→ **EXERCISE TASK**: State how many lines include "Gross", giving the number by itself.

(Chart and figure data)
-=-=-
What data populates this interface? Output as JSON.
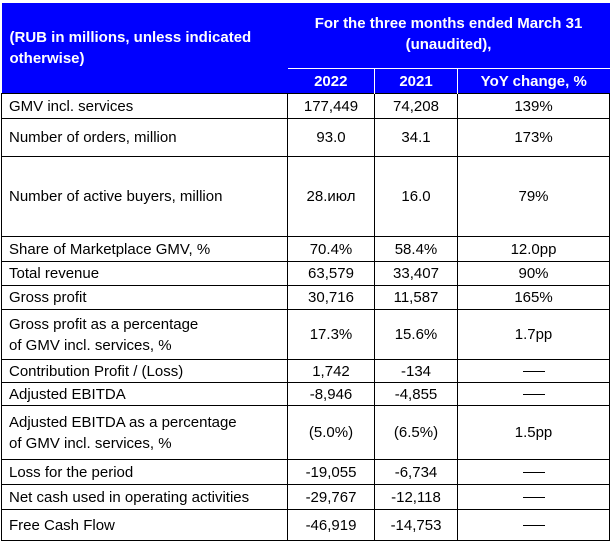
{
  "header": {
    "units_label_line1": "(RUB in millions, unless indicated",
    "units_label_line2": "otherwise)",
    "period_line1": "For the three months ended March 31",
    "period_line2": "(unaudited),",
    "col_2022": "2022",
    "col_2021": "2021",
    "col_yoy": "YoY change, %"
  },
  "rows": [
    {
      "label": "GMV incl. services",
      "v2022": "177,449",
      "v2021": "74,208",
      "yoy": "139%"
    },
    {
      "label": "Number of orders, million",
      "v2022": "93.0",
      "v2021": "34.1",
      "yoy": "173%"
    },
    {
      "label": "Number of active buyers, million",
      "v2022": "28.июл",
      "v2021": "16.0",
      "yoy": "79%"
    },
    {
      "label": "Share of Marketplace GMV, %",
      "v2022": "70.4%",
      "v2021": "58.4%",
      "yoy": "12.0pp"
    },
    {
      "label": "Total revenue",
      "v2022": "63,579",
      "v2021": "33,407",
      "yoy": "90%"
    },
    {
      "label": "Gross profit",
      "v2022": "30,716",
      "v2021": "11,587",
      "yoy": "165%"
    },
    {
      "label_line1": "Gross profit as a percentage",
      "label_line2": "of GMV incl. services, %",
      "v2022": "17.3%",
      "v2021": "15.6%",
      "yoy": "1.7pp"
    },
    {
      "label": "Contribution Profit / (Loss)",
      "v2022": "1,742",
      "v2021": "-134",
      "yoy": "—"
    },
    {
      "label": "Adjusted EBITDA",
      "v2022": "-8,946",
      "v2021": "-4,855",
      "yoy": "—"
    },
    {
      "label_line1": "Adjusted EBITDA as a percentage",
      "label_line2": "of GMV incl. services, %",
      "v2022": "(5.0%)",
      "v2021": "(6.5%)",
      "yoy": "1.5pp"
    },
    {
      "label": "Loss for the period",
      "v2022": "-19,055",
      "v2021": "-6,734",
      "yoy": "—"
    },
    {
      "label": "Net cash used in operating activities",
      "v2022": "-29,767",
      "v2021": "-12,118",
      "yoy": "—"
    },
    {
      "label": "Free Cash Flow",
      "v2022": "-46,919",
      "v2021": "-14,753",
      "yoy": "—"
    }
  ]
}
-=-=-
→ **FINISHED ANSWER**: 2